Aim
Read the listing below and copy out every line that holds "Shiller".
— BEGIN —
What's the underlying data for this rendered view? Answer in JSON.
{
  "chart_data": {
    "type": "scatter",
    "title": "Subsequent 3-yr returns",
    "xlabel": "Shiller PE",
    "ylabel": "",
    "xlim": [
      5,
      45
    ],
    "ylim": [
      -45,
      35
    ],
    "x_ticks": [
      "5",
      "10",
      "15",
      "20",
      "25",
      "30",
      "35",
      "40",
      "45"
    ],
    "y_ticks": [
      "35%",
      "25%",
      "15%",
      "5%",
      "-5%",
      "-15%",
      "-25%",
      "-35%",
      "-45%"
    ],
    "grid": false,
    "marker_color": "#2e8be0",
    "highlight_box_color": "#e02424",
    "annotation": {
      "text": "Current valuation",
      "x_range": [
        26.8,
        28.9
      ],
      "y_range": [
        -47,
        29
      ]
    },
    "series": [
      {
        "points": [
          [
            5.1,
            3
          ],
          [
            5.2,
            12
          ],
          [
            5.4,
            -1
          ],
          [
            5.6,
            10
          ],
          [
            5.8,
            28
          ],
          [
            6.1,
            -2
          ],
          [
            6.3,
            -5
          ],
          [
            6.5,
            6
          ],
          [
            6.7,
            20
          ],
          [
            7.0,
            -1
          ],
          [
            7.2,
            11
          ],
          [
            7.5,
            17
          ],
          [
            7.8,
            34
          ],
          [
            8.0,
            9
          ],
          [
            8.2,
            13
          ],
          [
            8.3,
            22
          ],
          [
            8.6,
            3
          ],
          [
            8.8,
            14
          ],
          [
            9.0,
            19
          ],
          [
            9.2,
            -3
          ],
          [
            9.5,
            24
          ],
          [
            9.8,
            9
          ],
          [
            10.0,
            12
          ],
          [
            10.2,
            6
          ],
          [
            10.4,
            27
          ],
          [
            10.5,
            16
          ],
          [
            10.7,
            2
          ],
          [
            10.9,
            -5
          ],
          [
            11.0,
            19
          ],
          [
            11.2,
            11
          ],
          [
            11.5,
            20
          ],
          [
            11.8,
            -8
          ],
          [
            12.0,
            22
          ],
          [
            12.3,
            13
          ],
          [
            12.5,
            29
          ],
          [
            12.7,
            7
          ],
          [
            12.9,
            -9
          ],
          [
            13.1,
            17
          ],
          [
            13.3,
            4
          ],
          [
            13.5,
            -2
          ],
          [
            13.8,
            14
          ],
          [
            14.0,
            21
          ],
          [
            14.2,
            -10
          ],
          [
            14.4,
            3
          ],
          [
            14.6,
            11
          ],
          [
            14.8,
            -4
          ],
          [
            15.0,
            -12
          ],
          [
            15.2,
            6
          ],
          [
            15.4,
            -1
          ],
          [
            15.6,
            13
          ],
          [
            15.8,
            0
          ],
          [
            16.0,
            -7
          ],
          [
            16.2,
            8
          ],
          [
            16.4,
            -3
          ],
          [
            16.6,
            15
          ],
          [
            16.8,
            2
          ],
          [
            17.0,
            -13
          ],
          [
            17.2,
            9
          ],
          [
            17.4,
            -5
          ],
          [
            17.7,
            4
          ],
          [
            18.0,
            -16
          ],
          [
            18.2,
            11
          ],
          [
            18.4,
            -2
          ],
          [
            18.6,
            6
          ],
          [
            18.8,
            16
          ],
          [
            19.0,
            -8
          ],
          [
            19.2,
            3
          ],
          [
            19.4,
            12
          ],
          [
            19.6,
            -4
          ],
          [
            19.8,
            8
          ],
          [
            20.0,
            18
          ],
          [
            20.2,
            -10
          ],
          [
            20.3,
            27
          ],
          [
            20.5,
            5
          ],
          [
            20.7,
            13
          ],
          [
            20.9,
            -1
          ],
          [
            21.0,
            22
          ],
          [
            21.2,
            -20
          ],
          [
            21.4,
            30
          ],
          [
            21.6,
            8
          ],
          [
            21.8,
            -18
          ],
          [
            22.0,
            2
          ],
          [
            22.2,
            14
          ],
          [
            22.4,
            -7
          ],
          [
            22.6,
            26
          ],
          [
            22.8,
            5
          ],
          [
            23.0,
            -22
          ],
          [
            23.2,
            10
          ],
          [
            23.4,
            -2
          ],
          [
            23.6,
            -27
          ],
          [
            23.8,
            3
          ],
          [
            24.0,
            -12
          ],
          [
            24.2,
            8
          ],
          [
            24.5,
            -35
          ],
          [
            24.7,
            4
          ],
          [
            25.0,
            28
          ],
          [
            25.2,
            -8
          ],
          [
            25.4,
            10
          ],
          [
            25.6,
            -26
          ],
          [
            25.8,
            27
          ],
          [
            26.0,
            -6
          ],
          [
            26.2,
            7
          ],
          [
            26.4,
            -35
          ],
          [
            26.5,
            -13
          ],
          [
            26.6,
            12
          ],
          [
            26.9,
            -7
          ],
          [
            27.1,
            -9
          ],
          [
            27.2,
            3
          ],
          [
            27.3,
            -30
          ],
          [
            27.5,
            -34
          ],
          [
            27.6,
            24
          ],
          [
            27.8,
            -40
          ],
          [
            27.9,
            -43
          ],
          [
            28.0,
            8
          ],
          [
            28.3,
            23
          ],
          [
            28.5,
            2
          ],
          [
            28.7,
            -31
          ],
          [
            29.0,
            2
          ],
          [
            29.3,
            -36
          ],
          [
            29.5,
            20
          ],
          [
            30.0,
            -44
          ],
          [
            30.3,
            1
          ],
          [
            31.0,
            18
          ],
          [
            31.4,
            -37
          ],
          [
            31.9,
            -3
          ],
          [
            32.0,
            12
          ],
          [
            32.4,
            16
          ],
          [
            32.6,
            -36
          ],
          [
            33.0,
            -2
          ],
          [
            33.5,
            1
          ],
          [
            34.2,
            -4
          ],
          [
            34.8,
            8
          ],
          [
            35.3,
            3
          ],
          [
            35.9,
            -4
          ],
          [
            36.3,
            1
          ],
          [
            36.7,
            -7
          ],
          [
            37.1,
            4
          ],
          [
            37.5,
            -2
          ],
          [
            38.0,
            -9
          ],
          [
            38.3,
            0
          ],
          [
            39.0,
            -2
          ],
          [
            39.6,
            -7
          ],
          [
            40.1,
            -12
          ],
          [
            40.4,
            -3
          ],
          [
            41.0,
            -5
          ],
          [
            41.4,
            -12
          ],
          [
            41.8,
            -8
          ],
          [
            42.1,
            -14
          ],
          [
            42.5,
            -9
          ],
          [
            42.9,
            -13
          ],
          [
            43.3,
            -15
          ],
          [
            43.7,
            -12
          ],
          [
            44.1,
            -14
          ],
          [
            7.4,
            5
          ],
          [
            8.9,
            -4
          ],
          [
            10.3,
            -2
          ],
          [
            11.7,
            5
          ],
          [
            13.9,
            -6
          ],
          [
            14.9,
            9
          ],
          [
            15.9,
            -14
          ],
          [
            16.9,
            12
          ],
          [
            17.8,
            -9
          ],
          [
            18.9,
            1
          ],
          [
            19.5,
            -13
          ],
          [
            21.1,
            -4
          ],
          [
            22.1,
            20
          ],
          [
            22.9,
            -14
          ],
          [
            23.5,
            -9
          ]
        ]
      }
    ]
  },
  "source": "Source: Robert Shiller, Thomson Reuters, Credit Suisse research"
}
— END —
Finished exercise
    "xlabel": "Shiller PE",
  "source": "Source: Robert Shiller, Thomson Reuters, Credit Suisse research"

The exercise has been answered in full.